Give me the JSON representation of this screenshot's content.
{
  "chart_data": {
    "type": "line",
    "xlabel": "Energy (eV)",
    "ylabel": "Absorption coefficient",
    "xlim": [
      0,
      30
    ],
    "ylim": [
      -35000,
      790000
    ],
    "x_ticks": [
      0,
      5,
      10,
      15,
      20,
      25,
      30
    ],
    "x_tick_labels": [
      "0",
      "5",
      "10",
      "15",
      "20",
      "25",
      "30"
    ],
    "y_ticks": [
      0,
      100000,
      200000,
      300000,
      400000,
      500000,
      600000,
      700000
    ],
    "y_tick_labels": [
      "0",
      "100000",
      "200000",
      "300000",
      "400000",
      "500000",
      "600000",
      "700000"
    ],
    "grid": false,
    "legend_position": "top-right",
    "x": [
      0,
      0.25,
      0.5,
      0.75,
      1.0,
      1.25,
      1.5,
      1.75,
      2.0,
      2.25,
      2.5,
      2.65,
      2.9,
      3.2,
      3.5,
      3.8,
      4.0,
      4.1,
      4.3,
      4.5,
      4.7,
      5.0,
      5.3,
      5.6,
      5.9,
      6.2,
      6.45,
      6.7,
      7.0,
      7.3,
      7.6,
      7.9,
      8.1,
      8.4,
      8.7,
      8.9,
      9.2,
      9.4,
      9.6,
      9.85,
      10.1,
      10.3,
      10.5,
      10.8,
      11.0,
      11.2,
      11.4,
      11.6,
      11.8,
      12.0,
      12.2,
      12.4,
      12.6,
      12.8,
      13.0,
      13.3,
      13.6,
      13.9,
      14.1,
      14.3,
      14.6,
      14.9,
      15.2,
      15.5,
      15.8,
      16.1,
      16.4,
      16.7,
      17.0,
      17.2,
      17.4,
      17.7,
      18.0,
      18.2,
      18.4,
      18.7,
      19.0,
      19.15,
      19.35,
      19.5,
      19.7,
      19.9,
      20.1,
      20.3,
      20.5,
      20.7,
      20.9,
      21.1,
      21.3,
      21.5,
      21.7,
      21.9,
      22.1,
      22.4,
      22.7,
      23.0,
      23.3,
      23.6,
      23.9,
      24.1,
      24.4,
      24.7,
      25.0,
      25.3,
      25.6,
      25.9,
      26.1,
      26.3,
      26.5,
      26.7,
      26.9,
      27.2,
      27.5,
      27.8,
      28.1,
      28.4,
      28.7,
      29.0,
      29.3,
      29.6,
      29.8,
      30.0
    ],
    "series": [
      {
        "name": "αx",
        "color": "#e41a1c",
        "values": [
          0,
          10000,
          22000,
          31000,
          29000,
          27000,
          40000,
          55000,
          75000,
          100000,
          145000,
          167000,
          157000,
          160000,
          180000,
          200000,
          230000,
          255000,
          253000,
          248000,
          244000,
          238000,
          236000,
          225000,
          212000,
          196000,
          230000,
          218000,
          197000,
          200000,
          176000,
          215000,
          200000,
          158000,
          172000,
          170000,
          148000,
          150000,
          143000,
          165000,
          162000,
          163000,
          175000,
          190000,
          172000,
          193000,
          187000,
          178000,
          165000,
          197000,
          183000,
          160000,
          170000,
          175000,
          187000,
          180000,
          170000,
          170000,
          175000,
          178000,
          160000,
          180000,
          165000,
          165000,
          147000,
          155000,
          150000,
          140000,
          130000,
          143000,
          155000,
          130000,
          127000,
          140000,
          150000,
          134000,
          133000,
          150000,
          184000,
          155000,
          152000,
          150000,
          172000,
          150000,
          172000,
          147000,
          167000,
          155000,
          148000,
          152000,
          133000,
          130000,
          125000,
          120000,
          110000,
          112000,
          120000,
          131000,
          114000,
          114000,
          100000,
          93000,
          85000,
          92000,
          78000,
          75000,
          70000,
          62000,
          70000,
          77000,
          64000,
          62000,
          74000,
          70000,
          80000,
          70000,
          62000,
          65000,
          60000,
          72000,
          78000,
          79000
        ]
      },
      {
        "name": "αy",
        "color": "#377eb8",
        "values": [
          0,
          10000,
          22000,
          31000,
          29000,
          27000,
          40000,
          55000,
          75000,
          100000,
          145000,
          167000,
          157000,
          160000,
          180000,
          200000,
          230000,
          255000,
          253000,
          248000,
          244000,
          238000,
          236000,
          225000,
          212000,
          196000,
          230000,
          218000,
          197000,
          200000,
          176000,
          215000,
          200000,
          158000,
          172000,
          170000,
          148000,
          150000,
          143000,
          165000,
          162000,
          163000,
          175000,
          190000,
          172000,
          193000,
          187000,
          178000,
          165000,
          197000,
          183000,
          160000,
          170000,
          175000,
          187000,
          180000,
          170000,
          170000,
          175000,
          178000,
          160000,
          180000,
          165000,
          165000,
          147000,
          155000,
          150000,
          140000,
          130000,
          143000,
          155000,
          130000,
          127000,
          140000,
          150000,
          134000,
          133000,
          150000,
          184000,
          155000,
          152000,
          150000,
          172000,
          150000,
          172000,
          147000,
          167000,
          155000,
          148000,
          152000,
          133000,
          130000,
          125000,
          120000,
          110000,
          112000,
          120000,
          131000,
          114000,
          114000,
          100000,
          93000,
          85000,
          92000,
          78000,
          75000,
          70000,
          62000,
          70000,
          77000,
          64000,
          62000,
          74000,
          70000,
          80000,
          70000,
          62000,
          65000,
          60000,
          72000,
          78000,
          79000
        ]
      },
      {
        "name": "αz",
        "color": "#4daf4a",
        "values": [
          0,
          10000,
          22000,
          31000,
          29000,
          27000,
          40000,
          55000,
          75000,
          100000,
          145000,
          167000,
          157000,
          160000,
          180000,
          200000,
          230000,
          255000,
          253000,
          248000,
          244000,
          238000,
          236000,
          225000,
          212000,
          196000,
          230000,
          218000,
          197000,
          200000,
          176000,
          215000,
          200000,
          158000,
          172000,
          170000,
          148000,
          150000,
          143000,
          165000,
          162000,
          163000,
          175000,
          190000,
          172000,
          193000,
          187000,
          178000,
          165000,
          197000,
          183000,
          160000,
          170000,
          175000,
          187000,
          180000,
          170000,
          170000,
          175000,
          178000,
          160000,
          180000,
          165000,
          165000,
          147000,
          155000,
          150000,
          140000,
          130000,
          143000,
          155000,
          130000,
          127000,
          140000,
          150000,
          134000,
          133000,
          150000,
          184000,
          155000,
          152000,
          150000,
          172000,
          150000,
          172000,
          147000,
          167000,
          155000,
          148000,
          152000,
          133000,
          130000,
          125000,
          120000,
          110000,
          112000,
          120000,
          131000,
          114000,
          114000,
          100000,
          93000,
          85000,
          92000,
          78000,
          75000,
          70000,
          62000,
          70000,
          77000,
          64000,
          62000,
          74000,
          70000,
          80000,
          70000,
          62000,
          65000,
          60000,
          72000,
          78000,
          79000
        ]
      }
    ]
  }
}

_ _ _ _

What the exercise asks | Copy every line above that includes the string "color".

Final result |
        "color": "#e41a1c",
        "color": "#377eb8",
        "color": "#4daf4a",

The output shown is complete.